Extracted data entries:
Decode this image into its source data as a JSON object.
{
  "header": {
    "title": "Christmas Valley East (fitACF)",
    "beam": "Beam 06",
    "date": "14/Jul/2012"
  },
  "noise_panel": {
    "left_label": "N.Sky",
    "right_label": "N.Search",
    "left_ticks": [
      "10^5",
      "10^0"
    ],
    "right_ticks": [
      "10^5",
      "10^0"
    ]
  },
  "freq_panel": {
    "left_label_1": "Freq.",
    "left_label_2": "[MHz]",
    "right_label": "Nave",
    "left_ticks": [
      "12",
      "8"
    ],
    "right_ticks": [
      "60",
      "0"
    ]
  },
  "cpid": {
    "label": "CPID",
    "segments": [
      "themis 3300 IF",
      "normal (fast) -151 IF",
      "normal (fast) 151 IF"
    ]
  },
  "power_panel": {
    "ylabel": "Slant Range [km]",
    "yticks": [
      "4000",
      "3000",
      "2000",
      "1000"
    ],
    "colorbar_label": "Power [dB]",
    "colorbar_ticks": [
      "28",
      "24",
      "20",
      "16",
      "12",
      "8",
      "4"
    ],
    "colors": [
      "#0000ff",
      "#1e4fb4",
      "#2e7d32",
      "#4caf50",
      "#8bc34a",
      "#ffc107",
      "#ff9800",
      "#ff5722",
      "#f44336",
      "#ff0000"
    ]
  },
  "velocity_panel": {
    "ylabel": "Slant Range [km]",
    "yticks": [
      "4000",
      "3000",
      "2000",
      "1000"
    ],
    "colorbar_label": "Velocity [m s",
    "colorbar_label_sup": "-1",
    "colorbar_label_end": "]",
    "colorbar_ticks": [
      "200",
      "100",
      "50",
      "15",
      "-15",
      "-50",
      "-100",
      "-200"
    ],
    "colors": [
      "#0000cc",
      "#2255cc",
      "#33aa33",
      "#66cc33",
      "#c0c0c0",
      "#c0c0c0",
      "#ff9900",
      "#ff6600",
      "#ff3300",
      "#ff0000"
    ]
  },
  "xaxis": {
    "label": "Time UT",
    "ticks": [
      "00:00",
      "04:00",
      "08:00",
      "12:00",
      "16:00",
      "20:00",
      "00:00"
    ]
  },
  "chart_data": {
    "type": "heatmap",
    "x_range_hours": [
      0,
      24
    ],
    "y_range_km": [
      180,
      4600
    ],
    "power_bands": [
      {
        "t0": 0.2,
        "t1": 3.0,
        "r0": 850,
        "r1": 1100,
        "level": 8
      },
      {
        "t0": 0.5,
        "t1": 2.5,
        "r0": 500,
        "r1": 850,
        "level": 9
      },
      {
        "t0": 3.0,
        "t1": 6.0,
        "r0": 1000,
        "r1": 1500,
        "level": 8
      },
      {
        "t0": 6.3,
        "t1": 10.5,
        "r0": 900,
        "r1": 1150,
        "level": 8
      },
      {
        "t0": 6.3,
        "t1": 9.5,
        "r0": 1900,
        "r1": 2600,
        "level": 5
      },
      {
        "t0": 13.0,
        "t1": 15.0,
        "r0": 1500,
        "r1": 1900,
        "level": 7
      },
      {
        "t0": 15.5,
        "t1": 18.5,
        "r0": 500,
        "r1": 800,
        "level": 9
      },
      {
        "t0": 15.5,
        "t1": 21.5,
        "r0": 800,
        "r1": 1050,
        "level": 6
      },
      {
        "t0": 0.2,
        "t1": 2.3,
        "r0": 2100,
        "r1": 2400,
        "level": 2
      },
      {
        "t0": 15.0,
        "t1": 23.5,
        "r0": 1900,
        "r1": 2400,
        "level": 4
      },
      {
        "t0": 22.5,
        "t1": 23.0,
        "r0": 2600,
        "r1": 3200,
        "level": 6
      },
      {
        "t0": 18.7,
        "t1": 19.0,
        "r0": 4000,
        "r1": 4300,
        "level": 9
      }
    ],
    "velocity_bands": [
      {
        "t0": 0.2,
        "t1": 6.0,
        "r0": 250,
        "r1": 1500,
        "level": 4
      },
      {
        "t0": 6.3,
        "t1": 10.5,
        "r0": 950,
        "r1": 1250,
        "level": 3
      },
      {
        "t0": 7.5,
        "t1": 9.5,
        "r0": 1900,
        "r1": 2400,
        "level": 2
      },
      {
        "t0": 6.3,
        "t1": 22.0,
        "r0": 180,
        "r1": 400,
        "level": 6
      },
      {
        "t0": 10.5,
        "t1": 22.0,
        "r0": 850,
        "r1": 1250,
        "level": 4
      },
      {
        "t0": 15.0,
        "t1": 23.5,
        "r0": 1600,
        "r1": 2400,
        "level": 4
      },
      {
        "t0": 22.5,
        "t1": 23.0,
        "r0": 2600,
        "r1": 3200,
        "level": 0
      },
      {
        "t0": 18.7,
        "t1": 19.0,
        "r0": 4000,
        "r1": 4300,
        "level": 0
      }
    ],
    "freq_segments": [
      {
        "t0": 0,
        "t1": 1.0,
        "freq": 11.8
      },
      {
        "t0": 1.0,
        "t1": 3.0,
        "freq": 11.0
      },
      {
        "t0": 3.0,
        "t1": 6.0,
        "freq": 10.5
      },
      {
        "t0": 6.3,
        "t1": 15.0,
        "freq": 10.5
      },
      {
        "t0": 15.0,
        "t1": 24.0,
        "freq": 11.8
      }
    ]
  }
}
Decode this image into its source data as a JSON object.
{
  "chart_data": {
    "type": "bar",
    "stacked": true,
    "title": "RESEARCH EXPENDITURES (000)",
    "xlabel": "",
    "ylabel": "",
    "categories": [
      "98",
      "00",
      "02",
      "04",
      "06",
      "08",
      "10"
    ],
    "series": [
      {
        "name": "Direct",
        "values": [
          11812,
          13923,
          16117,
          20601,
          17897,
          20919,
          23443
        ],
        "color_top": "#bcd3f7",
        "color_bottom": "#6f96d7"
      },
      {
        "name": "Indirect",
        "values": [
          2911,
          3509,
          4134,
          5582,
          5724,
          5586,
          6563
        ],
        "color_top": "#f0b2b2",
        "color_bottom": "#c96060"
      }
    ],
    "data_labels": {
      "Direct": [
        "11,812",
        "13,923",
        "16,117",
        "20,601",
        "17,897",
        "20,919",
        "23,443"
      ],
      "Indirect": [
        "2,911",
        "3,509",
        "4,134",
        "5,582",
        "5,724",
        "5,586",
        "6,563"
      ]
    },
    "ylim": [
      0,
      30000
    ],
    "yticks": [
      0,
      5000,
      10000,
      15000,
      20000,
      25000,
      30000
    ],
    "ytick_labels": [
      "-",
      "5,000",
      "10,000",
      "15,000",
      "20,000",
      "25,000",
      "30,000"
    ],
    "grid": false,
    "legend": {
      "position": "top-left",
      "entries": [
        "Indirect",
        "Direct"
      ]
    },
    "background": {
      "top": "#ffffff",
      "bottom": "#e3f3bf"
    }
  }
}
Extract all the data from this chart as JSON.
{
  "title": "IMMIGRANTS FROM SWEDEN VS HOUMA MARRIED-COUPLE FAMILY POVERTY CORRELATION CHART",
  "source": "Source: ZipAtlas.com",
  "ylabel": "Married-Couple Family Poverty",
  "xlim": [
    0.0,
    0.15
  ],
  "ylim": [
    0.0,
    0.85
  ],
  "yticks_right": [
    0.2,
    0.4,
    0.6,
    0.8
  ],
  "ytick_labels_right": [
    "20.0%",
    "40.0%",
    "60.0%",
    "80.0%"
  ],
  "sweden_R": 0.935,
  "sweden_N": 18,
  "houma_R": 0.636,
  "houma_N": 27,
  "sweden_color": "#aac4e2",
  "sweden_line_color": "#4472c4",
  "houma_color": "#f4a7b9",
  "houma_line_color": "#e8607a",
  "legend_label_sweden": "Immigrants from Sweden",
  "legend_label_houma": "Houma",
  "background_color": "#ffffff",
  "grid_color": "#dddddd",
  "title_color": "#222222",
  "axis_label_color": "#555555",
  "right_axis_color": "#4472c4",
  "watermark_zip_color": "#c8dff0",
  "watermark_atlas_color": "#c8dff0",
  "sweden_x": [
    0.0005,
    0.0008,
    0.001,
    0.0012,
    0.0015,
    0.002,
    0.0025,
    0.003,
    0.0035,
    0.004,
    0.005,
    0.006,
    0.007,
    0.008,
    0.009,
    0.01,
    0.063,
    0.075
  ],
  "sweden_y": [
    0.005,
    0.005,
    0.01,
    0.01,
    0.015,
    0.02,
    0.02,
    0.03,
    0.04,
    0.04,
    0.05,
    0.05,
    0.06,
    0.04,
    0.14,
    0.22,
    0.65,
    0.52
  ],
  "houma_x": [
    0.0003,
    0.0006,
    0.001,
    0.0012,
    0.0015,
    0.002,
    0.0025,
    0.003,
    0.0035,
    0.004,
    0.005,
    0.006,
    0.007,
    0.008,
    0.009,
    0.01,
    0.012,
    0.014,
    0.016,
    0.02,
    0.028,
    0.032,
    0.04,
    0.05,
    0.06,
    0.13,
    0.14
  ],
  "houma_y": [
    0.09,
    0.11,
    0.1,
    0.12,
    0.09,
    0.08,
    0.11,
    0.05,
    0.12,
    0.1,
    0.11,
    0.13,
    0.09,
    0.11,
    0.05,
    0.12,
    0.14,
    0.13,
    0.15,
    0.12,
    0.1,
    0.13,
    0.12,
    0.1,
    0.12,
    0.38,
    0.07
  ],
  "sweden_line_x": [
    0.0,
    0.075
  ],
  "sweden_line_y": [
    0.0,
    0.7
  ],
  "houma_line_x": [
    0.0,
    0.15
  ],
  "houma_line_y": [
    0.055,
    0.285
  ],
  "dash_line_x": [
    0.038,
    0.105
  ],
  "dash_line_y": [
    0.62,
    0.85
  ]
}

> **Set exercise**
Count the lines in the records above that contain the word "fast", and give only that number.

> **Answer to the problem**
2